Stated exercise - Could you transcribe, word for word, the lines from the first one up to and including the line containing "p-item-8: 8. The"?

Material provided -
· · · · ·

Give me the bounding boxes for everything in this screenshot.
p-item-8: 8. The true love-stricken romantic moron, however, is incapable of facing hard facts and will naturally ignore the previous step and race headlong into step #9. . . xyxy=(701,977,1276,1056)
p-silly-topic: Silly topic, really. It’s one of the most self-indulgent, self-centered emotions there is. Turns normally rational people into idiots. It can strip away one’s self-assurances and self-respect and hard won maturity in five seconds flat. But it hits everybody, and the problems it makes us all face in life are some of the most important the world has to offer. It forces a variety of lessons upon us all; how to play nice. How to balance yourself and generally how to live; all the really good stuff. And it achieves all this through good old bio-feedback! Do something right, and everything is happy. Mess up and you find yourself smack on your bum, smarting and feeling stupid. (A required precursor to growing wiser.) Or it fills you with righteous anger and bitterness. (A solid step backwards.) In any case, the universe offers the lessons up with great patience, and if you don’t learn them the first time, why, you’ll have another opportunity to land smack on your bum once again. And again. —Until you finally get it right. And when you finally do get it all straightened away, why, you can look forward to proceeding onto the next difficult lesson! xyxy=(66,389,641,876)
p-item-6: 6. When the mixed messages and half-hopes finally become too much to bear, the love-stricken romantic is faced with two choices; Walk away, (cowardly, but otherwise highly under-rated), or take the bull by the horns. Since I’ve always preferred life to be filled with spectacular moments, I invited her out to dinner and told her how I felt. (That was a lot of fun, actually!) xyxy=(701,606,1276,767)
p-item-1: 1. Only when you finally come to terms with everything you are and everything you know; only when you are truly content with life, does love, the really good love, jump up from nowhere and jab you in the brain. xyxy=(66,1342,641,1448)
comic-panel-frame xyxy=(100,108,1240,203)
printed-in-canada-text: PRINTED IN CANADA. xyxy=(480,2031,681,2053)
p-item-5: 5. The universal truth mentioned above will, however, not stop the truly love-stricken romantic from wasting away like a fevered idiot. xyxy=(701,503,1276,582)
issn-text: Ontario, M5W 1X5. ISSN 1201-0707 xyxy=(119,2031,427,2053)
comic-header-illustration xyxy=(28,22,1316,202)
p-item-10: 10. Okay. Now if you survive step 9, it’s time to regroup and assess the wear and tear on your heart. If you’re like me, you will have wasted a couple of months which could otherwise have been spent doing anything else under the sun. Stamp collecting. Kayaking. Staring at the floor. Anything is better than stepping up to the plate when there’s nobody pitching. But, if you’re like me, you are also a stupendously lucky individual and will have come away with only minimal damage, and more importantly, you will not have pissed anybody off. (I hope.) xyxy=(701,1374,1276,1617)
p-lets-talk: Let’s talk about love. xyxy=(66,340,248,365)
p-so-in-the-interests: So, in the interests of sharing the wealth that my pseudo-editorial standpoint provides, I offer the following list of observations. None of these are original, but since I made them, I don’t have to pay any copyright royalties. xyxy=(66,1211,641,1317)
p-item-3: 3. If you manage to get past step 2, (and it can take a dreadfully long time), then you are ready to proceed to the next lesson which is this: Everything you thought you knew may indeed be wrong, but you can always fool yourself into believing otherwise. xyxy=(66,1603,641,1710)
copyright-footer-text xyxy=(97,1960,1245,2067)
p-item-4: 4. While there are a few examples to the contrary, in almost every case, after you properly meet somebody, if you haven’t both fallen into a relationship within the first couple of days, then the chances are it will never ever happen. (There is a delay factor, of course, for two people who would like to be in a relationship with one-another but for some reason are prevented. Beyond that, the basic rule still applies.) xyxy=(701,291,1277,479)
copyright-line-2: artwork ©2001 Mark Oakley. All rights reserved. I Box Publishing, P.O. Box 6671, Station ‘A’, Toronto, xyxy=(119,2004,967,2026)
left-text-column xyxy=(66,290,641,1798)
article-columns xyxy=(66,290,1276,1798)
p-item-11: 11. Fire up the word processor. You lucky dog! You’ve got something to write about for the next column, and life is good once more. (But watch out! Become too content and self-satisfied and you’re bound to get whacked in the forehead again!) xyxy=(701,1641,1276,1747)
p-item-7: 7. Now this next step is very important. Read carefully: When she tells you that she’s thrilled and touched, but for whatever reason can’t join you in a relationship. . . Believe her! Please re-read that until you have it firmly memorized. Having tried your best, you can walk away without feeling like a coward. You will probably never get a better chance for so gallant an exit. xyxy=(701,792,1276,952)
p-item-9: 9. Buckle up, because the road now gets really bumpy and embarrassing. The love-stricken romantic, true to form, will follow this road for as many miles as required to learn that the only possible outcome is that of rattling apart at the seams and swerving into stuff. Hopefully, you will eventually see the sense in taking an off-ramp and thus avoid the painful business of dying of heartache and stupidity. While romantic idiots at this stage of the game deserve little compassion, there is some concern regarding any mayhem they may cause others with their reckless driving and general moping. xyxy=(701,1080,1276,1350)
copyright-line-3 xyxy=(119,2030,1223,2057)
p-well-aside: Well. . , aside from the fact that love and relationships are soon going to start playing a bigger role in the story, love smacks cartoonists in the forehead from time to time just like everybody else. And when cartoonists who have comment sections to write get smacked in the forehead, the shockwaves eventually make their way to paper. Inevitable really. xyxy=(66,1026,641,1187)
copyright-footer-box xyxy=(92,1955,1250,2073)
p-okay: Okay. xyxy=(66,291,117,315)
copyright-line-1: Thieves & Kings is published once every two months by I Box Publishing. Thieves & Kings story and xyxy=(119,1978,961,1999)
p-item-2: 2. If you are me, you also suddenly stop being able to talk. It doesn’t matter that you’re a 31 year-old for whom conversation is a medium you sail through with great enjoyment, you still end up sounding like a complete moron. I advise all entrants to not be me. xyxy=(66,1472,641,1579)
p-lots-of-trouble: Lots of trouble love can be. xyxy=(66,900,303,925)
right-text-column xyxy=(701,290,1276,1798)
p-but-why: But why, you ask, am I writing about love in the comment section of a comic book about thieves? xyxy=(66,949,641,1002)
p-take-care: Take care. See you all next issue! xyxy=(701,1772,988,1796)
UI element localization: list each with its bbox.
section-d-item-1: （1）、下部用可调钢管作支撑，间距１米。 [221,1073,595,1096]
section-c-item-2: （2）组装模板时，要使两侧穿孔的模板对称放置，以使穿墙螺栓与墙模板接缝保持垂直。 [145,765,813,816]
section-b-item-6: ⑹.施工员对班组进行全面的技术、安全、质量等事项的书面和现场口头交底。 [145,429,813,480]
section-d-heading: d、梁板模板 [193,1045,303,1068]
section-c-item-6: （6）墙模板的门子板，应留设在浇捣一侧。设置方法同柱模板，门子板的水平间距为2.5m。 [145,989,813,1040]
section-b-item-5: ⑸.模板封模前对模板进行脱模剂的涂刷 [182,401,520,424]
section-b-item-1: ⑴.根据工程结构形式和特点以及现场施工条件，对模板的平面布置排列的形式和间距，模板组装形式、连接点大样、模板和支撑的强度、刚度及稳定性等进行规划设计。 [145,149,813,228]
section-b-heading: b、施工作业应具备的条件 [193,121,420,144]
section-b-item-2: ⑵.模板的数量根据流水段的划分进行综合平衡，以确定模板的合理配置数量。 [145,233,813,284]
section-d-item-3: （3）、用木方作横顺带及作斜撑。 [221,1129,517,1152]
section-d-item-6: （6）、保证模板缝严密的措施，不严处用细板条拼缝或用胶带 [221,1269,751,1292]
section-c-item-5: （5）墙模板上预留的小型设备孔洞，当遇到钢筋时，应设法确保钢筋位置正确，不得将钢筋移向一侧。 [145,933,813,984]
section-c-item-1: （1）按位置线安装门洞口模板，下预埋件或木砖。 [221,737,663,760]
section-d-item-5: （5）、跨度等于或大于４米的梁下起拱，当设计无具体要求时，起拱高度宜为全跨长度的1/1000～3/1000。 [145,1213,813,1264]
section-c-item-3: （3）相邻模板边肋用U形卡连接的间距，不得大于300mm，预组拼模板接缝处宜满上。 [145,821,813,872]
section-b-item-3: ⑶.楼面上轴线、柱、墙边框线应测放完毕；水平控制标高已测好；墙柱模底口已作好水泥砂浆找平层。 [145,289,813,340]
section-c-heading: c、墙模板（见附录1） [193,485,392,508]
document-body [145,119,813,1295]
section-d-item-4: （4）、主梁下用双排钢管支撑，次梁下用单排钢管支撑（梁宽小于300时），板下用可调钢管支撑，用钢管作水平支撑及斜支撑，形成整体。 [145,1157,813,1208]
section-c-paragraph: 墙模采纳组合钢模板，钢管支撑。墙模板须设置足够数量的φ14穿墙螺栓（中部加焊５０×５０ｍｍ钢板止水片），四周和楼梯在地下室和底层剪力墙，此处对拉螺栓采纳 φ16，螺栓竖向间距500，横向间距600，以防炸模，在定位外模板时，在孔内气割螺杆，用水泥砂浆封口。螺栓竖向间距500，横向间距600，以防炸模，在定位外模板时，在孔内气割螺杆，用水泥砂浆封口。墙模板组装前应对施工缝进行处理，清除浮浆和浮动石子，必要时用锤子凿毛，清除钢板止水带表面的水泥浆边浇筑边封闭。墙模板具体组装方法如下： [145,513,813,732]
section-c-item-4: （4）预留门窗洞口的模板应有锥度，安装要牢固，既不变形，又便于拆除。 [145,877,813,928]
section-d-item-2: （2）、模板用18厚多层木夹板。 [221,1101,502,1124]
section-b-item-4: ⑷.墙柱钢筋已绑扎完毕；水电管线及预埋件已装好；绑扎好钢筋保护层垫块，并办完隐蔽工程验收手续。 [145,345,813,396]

· · · · ·

Answer in full -
Give me the bounding boxes for everything in this screenshot.
p-item-8: 8. The true love-stricken romantic moron, however, is incapable of facing hard facts and will naturally ignore the previous step and race headlong into step #9. . . xyxy=(701,977,1276,1056)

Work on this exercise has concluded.